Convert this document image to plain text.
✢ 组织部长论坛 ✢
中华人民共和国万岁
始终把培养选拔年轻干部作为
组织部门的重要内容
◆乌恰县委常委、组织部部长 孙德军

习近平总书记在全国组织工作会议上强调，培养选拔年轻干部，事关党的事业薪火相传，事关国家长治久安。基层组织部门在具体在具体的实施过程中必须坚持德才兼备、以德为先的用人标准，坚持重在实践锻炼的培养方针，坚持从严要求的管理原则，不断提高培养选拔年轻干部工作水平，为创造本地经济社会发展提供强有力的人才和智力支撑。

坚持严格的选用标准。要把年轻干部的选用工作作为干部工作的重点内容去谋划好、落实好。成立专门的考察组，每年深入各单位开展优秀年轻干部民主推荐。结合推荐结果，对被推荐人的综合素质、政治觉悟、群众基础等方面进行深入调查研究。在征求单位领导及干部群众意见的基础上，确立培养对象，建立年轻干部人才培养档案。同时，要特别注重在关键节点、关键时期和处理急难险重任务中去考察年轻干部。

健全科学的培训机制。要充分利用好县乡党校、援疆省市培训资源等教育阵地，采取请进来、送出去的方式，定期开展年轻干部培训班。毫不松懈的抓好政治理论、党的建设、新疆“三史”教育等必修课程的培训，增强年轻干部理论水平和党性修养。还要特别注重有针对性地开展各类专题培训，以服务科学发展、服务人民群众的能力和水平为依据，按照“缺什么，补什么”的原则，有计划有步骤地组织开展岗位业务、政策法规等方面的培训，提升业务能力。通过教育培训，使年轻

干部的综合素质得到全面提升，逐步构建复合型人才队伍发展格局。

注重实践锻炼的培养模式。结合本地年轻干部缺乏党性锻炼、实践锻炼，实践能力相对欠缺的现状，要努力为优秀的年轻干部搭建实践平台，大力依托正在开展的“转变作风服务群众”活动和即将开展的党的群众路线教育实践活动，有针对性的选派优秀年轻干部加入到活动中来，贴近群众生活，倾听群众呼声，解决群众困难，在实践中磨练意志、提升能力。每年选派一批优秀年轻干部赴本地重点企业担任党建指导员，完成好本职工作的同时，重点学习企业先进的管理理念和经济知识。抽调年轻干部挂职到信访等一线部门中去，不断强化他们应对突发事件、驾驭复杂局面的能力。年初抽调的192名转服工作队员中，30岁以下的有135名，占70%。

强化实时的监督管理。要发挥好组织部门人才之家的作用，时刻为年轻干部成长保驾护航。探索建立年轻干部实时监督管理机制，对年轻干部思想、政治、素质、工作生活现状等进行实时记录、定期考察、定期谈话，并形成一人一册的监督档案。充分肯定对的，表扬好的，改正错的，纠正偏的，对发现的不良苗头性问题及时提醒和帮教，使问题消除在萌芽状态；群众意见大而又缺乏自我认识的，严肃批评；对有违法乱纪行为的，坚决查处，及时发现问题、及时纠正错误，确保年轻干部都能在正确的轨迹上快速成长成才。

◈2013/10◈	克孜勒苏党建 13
# # # #
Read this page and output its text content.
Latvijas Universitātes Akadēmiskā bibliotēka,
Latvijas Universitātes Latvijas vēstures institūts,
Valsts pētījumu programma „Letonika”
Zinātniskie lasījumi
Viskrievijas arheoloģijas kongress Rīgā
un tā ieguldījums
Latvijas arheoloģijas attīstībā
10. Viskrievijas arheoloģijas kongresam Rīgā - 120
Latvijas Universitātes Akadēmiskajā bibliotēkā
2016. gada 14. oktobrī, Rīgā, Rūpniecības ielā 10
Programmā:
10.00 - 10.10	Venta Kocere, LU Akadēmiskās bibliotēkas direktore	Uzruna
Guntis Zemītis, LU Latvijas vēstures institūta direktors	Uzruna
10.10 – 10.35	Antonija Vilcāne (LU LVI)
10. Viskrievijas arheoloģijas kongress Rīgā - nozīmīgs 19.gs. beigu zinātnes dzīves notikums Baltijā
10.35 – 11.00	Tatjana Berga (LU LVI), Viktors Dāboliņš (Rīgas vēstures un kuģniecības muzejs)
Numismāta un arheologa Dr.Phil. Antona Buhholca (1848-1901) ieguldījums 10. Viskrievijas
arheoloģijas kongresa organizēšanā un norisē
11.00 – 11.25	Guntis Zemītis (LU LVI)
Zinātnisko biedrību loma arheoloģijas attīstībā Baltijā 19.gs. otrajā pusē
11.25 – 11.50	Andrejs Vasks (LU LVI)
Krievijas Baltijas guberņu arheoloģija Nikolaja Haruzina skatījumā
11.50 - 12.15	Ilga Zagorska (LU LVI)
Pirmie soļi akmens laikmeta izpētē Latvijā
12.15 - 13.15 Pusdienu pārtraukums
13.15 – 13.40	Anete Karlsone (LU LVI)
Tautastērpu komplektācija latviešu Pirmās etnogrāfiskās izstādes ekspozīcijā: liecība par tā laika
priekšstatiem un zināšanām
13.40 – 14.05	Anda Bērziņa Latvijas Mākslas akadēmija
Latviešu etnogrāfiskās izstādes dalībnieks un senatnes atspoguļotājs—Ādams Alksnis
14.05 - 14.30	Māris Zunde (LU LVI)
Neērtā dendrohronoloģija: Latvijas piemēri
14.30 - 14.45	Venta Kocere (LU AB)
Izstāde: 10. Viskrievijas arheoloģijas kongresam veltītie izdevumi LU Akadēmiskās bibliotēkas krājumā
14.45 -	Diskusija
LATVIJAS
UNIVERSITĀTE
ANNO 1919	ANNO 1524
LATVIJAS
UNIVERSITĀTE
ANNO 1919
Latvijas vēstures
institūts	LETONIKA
# # # #
GIVEN TASK: Looking at the records above, say how many lines hold the string "vēstures". Write nothing but the number.

RESPONSE: 4